▶ Exercise instructions:
Among the lines listed below, count those that include the string "Radó", and state only the count.

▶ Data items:

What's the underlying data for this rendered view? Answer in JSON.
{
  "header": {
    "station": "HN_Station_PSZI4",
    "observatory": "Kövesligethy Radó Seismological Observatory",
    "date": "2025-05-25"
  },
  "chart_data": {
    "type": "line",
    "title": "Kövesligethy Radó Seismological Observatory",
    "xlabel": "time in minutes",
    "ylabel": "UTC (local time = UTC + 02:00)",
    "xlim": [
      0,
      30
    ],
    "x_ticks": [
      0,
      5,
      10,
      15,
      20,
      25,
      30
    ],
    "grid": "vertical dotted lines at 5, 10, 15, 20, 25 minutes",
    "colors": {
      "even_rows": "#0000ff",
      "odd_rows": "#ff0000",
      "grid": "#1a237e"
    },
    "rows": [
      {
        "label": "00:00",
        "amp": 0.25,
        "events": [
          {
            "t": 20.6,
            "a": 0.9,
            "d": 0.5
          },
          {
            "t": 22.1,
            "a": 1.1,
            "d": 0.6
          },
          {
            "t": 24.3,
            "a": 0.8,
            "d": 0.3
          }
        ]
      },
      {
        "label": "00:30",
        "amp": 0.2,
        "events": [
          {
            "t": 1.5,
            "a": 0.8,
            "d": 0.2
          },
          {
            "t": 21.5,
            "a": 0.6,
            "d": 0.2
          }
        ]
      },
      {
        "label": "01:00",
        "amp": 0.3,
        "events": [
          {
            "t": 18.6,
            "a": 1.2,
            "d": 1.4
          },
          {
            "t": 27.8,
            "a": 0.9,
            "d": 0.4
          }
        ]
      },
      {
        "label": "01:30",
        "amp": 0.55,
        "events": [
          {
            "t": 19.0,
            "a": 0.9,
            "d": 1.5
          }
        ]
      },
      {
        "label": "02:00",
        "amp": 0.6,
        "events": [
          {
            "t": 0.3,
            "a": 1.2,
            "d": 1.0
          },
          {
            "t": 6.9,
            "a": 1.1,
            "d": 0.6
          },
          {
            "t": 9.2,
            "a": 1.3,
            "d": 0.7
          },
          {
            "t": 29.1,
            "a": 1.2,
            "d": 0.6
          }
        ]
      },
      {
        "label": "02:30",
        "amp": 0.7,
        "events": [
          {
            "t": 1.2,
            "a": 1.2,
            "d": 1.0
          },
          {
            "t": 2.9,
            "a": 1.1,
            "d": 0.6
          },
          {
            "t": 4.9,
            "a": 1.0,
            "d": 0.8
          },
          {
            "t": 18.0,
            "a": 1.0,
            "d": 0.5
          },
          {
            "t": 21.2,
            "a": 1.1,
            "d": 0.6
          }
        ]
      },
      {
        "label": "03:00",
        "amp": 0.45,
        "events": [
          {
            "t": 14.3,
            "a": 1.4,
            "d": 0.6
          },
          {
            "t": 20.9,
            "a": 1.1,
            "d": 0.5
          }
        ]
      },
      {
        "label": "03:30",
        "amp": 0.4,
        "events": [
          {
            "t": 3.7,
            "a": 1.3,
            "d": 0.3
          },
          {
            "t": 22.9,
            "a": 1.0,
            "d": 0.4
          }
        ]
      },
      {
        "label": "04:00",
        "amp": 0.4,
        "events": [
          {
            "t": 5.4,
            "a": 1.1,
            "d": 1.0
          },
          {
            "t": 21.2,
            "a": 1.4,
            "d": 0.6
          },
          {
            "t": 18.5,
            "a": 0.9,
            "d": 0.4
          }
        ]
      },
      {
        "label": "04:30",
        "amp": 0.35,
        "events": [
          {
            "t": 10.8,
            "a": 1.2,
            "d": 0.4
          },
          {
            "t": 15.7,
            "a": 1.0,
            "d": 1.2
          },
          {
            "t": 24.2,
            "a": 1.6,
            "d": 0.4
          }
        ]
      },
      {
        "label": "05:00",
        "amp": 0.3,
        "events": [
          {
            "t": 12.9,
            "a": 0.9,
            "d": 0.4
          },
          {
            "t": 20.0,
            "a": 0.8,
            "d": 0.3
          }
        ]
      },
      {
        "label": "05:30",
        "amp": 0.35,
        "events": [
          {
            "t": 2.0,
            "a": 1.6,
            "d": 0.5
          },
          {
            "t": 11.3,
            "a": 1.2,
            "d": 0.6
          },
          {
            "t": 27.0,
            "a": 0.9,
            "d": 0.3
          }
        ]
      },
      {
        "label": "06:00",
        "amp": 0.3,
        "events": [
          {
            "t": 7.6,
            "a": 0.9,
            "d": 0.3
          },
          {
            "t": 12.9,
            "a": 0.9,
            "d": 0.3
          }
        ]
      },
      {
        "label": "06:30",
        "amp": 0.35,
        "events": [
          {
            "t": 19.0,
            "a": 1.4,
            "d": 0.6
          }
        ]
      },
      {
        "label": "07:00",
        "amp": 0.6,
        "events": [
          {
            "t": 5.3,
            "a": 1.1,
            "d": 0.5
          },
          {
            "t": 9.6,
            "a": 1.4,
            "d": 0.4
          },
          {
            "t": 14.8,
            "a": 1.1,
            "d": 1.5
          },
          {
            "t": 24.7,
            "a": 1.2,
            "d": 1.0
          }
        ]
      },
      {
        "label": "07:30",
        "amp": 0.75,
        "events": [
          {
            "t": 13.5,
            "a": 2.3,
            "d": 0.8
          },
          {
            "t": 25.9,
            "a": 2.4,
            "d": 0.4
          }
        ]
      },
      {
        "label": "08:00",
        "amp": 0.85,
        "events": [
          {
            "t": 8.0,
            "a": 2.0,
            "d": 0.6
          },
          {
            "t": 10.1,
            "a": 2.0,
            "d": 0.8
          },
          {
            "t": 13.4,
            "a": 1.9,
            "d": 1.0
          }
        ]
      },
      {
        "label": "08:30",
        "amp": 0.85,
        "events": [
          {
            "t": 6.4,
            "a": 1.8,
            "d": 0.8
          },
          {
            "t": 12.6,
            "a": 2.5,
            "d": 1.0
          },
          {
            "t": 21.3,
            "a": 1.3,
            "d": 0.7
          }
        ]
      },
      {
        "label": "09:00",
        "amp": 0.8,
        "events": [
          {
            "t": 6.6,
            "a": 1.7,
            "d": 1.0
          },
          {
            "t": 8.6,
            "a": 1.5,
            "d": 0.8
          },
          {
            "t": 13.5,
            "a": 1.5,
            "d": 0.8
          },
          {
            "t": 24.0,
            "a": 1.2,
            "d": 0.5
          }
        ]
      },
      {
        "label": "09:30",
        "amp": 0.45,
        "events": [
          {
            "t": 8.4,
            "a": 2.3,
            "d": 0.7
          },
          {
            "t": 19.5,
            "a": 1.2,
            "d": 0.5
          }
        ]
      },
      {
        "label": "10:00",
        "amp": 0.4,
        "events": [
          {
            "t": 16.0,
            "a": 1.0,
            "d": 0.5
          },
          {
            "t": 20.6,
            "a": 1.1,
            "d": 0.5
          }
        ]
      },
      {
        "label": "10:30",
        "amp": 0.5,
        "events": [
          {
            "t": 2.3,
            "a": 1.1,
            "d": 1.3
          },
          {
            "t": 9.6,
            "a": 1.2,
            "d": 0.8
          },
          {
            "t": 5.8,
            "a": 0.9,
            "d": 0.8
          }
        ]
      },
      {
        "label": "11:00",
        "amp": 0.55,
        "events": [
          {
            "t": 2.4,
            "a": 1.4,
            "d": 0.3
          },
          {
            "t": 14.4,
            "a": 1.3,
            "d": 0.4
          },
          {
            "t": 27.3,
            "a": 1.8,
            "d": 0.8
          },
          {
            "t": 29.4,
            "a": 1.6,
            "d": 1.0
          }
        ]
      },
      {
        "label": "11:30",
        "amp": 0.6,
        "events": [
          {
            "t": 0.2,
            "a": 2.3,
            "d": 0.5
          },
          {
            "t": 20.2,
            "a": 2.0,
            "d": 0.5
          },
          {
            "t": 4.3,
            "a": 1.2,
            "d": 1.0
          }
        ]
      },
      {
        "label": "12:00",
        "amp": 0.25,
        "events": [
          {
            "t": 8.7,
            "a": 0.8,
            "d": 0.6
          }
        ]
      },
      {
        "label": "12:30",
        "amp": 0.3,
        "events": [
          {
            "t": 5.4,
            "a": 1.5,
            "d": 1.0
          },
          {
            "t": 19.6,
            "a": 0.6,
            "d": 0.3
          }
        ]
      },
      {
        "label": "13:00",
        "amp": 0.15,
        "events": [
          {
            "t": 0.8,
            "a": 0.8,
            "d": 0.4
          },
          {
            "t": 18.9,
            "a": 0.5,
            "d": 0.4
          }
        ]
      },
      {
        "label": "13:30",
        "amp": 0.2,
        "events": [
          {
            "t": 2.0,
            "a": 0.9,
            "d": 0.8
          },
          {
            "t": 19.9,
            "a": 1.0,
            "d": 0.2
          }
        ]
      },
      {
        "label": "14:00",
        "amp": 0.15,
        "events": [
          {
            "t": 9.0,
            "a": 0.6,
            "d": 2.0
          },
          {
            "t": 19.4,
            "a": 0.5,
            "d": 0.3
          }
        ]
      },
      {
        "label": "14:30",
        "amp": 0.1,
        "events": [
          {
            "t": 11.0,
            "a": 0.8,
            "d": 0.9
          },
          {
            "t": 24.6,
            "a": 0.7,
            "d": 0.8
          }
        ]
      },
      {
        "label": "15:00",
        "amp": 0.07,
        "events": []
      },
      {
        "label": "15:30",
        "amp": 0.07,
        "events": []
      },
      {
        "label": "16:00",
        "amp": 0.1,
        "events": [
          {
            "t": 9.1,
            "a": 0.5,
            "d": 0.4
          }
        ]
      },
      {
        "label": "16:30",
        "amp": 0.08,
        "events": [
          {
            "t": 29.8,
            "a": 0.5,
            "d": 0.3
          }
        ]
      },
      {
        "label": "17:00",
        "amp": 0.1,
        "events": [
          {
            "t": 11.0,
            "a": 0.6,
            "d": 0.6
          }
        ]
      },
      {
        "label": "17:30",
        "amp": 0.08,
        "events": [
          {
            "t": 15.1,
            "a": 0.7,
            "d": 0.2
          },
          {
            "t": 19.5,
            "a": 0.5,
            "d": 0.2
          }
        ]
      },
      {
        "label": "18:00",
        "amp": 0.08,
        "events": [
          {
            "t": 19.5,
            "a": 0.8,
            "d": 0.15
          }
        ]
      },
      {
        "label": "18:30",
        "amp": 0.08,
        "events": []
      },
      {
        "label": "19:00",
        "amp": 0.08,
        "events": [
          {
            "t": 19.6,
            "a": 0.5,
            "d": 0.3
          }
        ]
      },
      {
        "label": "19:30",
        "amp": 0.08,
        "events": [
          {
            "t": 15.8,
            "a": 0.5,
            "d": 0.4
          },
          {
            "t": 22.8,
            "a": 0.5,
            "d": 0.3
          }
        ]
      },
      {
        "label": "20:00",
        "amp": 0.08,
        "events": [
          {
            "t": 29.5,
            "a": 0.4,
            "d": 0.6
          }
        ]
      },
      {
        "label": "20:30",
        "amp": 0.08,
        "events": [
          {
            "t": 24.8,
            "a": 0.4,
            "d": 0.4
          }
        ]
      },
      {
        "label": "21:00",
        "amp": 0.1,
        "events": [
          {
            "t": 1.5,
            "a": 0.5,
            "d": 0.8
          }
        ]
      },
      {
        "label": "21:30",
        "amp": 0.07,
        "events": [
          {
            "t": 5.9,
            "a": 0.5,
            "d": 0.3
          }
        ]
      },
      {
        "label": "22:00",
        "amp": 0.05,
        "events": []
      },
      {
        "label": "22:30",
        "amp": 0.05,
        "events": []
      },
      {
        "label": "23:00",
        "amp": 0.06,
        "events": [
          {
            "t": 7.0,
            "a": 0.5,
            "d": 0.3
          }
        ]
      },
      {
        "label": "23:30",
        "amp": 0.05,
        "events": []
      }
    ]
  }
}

▶ Solution to this task:
2